[Start TASK MATERIAL]
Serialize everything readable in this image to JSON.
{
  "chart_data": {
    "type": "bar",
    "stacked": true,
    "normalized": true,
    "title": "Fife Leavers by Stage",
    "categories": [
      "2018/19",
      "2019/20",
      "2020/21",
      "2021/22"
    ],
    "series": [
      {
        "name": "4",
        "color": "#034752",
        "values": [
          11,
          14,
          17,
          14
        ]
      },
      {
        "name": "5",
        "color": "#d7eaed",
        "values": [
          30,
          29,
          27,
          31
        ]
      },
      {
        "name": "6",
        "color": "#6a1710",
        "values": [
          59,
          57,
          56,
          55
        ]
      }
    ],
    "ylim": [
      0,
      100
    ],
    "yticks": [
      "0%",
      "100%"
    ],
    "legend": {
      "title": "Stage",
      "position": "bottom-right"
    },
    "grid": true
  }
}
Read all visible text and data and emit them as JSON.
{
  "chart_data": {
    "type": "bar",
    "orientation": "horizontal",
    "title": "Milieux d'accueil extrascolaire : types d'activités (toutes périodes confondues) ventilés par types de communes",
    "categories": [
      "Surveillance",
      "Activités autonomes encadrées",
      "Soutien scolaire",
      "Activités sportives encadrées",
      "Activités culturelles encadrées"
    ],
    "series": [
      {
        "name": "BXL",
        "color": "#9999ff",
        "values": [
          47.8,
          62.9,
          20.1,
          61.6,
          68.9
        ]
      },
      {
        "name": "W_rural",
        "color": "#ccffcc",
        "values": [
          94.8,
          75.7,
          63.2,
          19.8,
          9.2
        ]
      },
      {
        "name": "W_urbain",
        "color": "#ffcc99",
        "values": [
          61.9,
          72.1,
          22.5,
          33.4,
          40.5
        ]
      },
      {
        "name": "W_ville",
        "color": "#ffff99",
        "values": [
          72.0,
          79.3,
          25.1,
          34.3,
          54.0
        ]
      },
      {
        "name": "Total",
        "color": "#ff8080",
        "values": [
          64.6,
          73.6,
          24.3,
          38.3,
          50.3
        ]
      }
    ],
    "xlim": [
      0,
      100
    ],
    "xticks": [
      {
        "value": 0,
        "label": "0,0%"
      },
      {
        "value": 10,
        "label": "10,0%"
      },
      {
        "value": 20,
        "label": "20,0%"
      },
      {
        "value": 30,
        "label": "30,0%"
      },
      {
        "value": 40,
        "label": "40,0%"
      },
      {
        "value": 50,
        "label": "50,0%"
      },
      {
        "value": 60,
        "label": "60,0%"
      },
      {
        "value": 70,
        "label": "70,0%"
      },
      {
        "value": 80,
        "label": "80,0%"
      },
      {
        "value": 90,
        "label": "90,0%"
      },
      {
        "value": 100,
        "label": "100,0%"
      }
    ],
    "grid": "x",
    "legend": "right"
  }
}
[End TASK MATERIAL]
→ PROBLEM DETAILS:
Write out all the records above again, exactly as they stand.

→ REPLY TO THE EXERCISE:
Serialize everything readable in this image to JSON.
{
  "chart_data": {
    "type": "bar",
    "stacked": true,
    "normalized": true,
    "title": "Fife Leavers by Stage",
    "categories": [
      "2018/19",
      "2019/20",
      "2020/21",
      "2021/22"
    ],
    "series": [
      {
        "name": "4",
        "color": "#034752",
        "values": [
          11,
          14,
          17,
          14
        ]
      },
      {
        "name": "5",
        "color": "#d7eaed",
        "values": [
          30,
          29,
          27,
          31
        ]
      },
      {
        "name": "6",
        "color": "#6a1710",
        "values": [
          59,
          57,
          56,
          55
        ]
      }
    ],
    "ylim": [
      0,
      100
    ],
    "yticks": [
      "0%",
      "100%"
    ],
    "legend": {
      "title": "Stage",
      "position": "bottom-right"
    },
    "grid": true
  }
}
Read all visible text and data and emit them as JSON.
{
  "chart_data": {
    "type": "bar",
    "orientation": "horizontal",
    "title": "Milieux d'accueil extrascolaire : types d'activités (toutes périodes confondues) ventilés par types de communes",
    "categories": [
      "Surveillance",
      "Activités autonomes encadrées",
      "Soutien scolaire",
      "Activités sportives encadrées",
      "Activités culturelles encadrées"
    ],
    "series": [
      {
        "name": "BXL",
        "color": "#9999ff",
        "values": [
          47.8,
          62.9,
          20.1,
          61.6,
          68.9
        ]
      },
      {
        "name": "W_rural",
        "color": "#ccffcc",
        "values": [
          94.8,
          75.7,
          63.2,
          19.8,
          9.2
        ]
      },
      {
        "name": "W_urbain",
        "color": "#ffcc99",
        "values": [
          61.9,
          72.1,
          22.5,
          33.4,
          40.5
        ]
      },
      {
        "name": "W_ville",
        "color": "#ffff99",
        "values": [
          72.0,
          79.3,
          25.1,
          34.3,
          54.0
        ]
      },
      {
        "name": "Total",
        "color": "#ff8080",
        "values": [
          64.6,
          73.6,
          24.3,
          38.3,
          50.3
        ]
      }
    ],
    "xlim": [
      0,
      100
    ],
    "xticks": [
      {
        "value": 0,
        "label": "0,0%"
      },
      {
        "value": 10,
        "label": "10,0%"
      },
      {
        "value": 20,
        "label": "20,0%"
      },
      {
        "value": 30,
        "label": "30,0%"
      },
      {
        "value": 40,
        "label": "40,0%"
      },
      {
        "value": 50,
        "label": "50,0%"
      },
      {
        "value": 60,
        "label": "60,0%"
      },
      {
        "value": 70,
        "label": "70,0%"
      },
      {
        "value": 80,
        "label": "80,0%"
      },
      {
        "value": 90,
        "label": "90,0%"
      },
      {
        "value": 100,
        "label": "100,0%"
      }
    ],
    "grid": "x",
    "legend": "right"
  }
}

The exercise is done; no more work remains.